[Extracted data entries]

================================

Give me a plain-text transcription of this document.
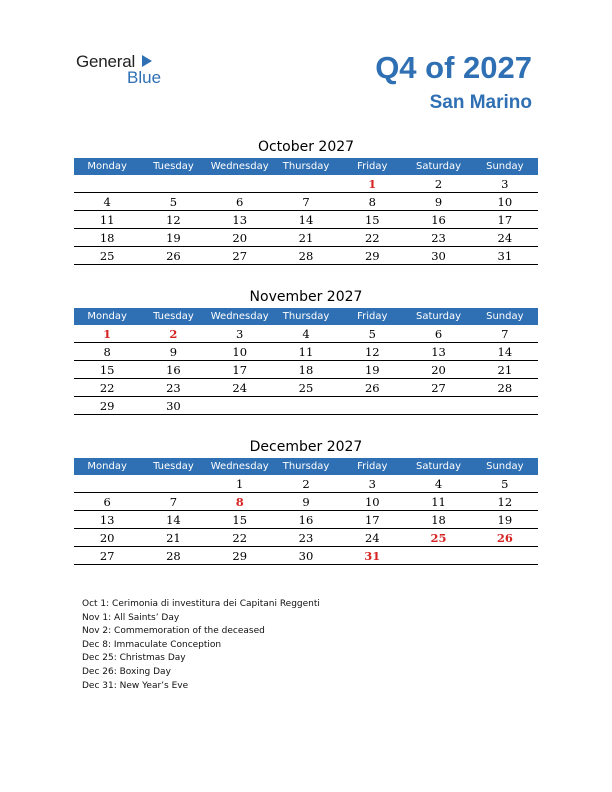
General
Blue	Q4 of 2027
San Marino
October 2027
Monday	Tuesday	Wednesday	Thursday	Friday	Saturday	Sunday
				1	2	3
4	5	6	7	8	9	10
11	12	13	14	15	16	17
18	19	20	21	22	23	24
25	26	27	28	29	30	31
November 2027
Monday	Tuesday	Wednesday	Thursday	Friday	Saturday	Sunday
1	2	3	4	5	6	7
8	9	10	11	12	13	14
15	16	17	18	19	20	21
22	23	24	25	26	27	28
29	30					
December 2027
Monday	Tuesday	Wednesday	Thursday	Friday	Saturday	Sunday
		1	2	3	4	5
6	7	8	9	10	11	12
13	14	15	16	17	18	19
20	21	22	23	24	25	26
27	28	29	30	31		
Oct 1: Cerimonia di investitura dei Capitani Reggenti
Nov 1: All Saints’ Day
Nov 2: Commemoration of the deceased
Dec 8: Immaculate Conception
Dec 25: Christmas Day
Dec 26: Boxing Day
Dec 31: New Year’s Eve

================================

_DIRECTIONS FOR THIS TASK_
Output the material word for word, omitting its pictures.

_WRITTEN RESPONSE_
Give me a plain-text transcription of this document.
General
Blue	Q4 of 2027
San Marino
October 2027
Monday	Tuesday	Wednesday	Thursday	Friday	Saturday	Sunday
				1	2	3
4	5	6	7	8	9	10
11	12	13	14	15	16	17
18	19	20	21	22	23	24
25	26	27	28	29	30	31
November 2027
Monday	Tuesday	Wednesday	Thursday	Friday	Saturday	Sunday
1	2	3	4	5	6	7
8	9	10	11	12	13	14
15	16	17	18	19	20	21
22	23	24	25	26	27	28
29	30					
December 2027
Monday	Tuesday	Wednesday	Thursday	Friday	Saturday	Sunday
		1	2	3	4	5
6	7	8	9	10	11	12
13	14	15	16	17	18	19
20	21	22	23	24	25	26
27	28	29	30	31		
Oct 1: Cerimonia di investitura dei Capitani Reggenti
Nov 1: All Saints’ Day
Nov 2: Commemoration of the deceased
Dec 8: Immaculate Conception
Dec 25: Christmas Day
Dec 26: Boxing Day
Dec 31: New Year’s Eve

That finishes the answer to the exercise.